Directive: Each line of the material must be returned exactly.

****************

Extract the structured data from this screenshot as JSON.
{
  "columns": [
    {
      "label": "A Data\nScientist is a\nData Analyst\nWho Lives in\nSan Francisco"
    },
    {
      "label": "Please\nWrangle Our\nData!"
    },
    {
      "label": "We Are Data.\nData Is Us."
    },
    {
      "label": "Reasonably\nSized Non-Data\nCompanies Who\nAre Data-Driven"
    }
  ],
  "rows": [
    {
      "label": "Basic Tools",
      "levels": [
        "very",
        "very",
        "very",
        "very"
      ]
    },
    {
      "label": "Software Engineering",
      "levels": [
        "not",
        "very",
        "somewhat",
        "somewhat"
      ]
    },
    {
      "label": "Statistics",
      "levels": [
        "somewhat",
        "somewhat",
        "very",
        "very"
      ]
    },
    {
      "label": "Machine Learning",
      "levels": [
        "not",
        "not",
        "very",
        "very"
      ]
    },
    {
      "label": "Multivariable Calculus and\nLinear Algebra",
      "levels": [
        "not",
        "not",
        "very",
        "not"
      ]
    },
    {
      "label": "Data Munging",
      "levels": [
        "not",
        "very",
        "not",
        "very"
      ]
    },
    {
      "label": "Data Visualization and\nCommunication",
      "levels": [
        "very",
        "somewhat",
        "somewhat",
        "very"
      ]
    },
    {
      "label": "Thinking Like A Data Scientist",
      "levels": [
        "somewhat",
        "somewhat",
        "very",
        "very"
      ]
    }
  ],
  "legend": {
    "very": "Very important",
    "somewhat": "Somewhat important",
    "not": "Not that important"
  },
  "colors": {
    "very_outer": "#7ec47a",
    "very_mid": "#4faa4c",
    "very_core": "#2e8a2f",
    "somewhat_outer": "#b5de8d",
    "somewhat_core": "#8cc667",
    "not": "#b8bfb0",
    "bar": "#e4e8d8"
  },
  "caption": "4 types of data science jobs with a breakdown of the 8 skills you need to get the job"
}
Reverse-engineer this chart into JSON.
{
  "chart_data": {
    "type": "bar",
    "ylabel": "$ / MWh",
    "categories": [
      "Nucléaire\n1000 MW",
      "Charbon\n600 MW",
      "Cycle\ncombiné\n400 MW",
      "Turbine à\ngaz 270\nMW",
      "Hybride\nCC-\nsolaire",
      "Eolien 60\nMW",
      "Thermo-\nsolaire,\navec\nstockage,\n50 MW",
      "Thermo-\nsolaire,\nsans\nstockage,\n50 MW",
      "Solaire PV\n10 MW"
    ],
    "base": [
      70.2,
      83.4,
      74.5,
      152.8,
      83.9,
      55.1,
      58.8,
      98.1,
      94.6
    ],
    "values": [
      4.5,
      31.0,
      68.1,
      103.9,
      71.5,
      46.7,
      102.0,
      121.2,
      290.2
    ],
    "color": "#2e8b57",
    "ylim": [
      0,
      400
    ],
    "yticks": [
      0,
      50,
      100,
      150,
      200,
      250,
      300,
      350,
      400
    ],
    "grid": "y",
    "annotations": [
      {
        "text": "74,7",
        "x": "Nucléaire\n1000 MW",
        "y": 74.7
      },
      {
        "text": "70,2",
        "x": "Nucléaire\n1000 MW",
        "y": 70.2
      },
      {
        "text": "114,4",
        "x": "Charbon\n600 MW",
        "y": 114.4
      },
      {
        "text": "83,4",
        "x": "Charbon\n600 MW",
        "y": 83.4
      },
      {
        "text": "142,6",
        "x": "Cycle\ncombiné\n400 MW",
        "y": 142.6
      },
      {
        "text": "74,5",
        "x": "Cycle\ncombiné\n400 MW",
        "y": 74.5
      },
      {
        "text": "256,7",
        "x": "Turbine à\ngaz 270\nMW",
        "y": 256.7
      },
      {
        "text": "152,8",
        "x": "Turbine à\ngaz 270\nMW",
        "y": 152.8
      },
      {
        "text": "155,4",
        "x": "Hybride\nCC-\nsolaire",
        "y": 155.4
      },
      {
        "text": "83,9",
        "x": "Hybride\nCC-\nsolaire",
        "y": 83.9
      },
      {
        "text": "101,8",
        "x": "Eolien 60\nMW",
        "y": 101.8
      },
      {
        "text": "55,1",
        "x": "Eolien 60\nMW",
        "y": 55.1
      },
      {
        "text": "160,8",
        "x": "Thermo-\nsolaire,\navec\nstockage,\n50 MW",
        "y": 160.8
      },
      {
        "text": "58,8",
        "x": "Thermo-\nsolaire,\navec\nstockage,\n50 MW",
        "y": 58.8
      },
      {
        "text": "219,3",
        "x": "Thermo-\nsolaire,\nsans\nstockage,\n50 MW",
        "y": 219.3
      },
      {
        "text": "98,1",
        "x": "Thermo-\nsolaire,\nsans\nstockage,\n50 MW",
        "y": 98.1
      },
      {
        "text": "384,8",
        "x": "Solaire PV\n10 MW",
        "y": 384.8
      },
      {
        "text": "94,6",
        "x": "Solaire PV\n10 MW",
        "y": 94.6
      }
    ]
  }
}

****************

Task output:
Extract the structured data from this screenshot as JSON.
{
  "columns": [
    {
      "label": "A Data\nScientist is a\nData Analyst\nWho Lives in\nSan Francisco"
    },
    {
      "label": "Please\nWrangle Our\nData!"
    },
    {
      "label": "We Are Data.\nData Is Us."
    },
    {
      "label": "Reasonably\nSized Non-Data\nCompanies Who\nAre Data-Driven"
    }
  ],
  "rows": [
    {
      "label": "Basic Tools",
      "levels": [
        "very",
        "very",
        "very",
        "very"
      ]
    },
    {
      "label": "Software Engineering",
      "levels": [
        "not",
        "very",
        "somewhat",
        "somewhat"
      ]
    },
    {
      "label": "Statistics",
      "levels": [
        "somewhat",
        "somewhat",
        "very",
        "very"
      ]
    },
    {
      "label": "Machine Learning",
      "levels": [
        "not",
        "not",
        "very",
        "very"
      ]
    },
    {
      "label": "Multivariable Calculus and\nLinear Algebra",
      "levels": [
        "not",
        "not",
        "very",
        "not"
      ]
    },
    {
      "label": "Data Munging",
      "levels": [
        "not",
        "very",
        "not",
        "very"
      ]
    },
    {
      "label": "Data Visualization and\nCommunication",
      "levels": [
        "very",
        "somewhat",
        "somewhat",
        "very"
      ]
    },
    {
      "label": "Thinking Like A Data Scientist",
      "levels": [
        "somewhat",
        "somewhat",
        "very",
        "very"
      ]
    }
  ],
  "legend": {
    "very": "Very important",
    "somewhat": "Somewhat important",
    "not": "Not that important"
  },
  "colors": {
    "very_outer": "#7ec47a",
    "very_mid": "#4faa4c",
    "very_core": "#2e8a2f",
    "somewhat_outer": "#b5de8d",
    "somewhat_core": "#8cc667",
    "not": "#b8bfb0",
    "bar": "#e4e8d8"
  },
  "caption": "4 types of data science jobs with a breakdown of the 8 skills you need to get the job"
}
Reverse-engineer this chart into JSON.
{
  "chart_data": {
    "type": "bar",
    "ylabel": "$ / MWh",
    "categories": [
      "Nucléaire\n1000 MW",
      "Charbon\n600 MW",
      "Cycle\ncombiné\n400 MW",
      "Turbine à\ngaz 270\nMW",
      "Hybride\nCC-\nsolaire",
      "Eolien 60\nMW",
      "Thermo-\nsolaire,\navec\nstockage,\n50 MW",
      "Thermo-\nsolaire,\nsans\nstockage,\n50 MW",
      "Solaire PV\n10 MW"
    ],
    "base": [
      70.2,
      83.4,
      74.5,
      152.8,
      83.9,
      55.1,
      58.8,
      98.1,
      94.6
    ],
    "values": [
      4.5,
      31.0,
      68.1,
      103.9,
      71.5,
      46.7,
      102.0,
      121.2,
      290.2
    ],
    "color": "#2e8b57",
    "ylim": [
      0,
      400
    ],
    "yticks": [
      0,
      50,
      100,
      150,
      200,
      250,
      300,
      350,
      400
    ],
    "grid": "y",
    "annotations": [
      {
        "text": "74,7",
        "x": "Nucléaire\n1000 MW",
        "y": 74.7
      },
      {
        "text": "70,2",
        "x": "Nucléaire\n1000 MW",
        "y": 70.2
      },
      {
        "text": "114,4",
        "x": "Charbon\n600 MW",
        "y": 114.4
      },
      {
        "text": "83,4",
        "x": "Charbon\n600 MW",
        "y": 83.4
      },
      {
        "text": "142,6",
        "x": "Cycle\ncombiné\n400 MW",
        "y": 142.6
      },
      {
        "text": "74,5",
        "x": "Cycle\ncombiné\n400 MW",
        "y": 74.5
      },
      {
        "text": "256,7",
        "x": "Turbine à\ngaz 270\nMW",
        "y": 256.7
      },
      {
        "text": "152,8",
        "x": "Turbine à\ngaz 270\nMW",
        "y": 152.8
      },
      {
        "text": "155,4",
        "x": "Hybride\nCC-\nsolaire",
        "y": 155.4
      },
      {
        "text": "83,9",
        "x": "Hybride\nCC-\nsolaire",
        "y": 83.9
      },
      {
        "text": "101,8",
        "x": "Eolien 60\nMW",
        "y": 101.8
      },
      {
        "text": "55,1",
        "x": "Eolien 60\nMW",
        "y": 55.1
      },
      {
        "text": "160,8",
        "x": "Thermo-\nsolaire,\navec\nstockage,\n50 MW",
        "y": 160.8
      },
      {
        "text": "58,8",
        "x": "Thermo-\nsolaire,\navec\nstockage,\n50 MW",
        "y": 58.8
      },
      {
        "text": "219,3",
        "x": "Thermo-\nsolaire,\nsans\nstockage,\n50 MW",
        "y": 219.3
      },
      {
        "text": "98,1",
        "x": "Thermo-\nsolaire,\nsans\nstockage,\n50 MW",
        "y": 98.1
      },
      {
        "text": "384,8",
        "x": "Solaire PV\n10 MW",
        "y": 384.8
      },
      {
        "text": "94,6",
        "x": "Solaire PV\n10 MW",
        "y": 94.6
      }
    ]
  }
}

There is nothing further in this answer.